__Directive__
Pictures are not part of the copy; repeat everything else in the records exactly.

__Records provided__
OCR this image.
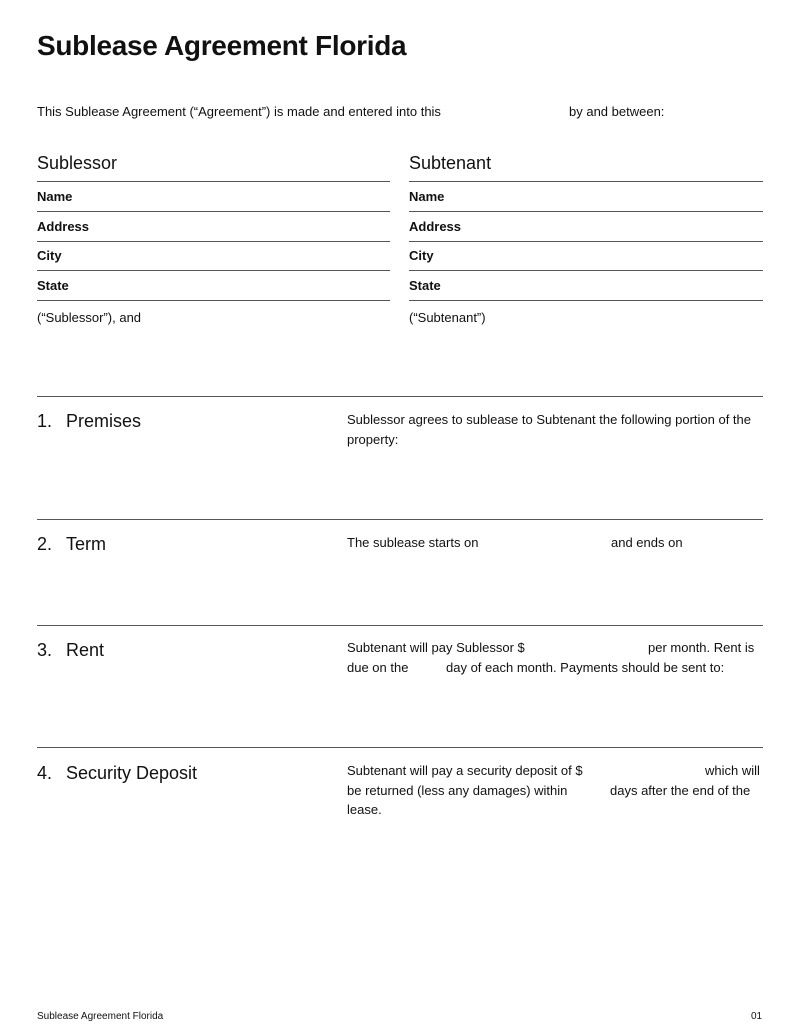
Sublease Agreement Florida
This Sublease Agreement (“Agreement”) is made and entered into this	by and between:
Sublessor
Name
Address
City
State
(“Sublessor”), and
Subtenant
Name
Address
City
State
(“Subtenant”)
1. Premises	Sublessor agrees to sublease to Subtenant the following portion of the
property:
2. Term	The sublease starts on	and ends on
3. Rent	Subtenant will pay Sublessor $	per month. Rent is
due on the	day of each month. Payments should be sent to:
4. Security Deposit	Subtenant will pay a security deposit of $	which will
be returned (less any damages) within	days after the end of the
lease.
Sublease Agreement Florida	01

__Solution to the problem__
OCR this image.
Sublease Agreement Florida
This Sublease Agreement (“Agreement”) is made and entered into this	by and between:
Sublessor
Name
Address
City
State
(“Sublessor”), and
Subtenant
Name
Address
City
State
(“Subtenant”)
1. Premises	Sublessor agrees to sublease to Subtenant the following portion of the
property:
2. Term	The sublease starts on	and ends on
3. Rent	Subtenant will pay Sublessor $	per month. Rent is
due on the	day of each month. Payments should be sent to:
4. Security Deposit	Subtenant will pay a security deposit of $	which will
be returned (less any damages) within	days after the end of the
lease.
Sublease Agreement Florida	01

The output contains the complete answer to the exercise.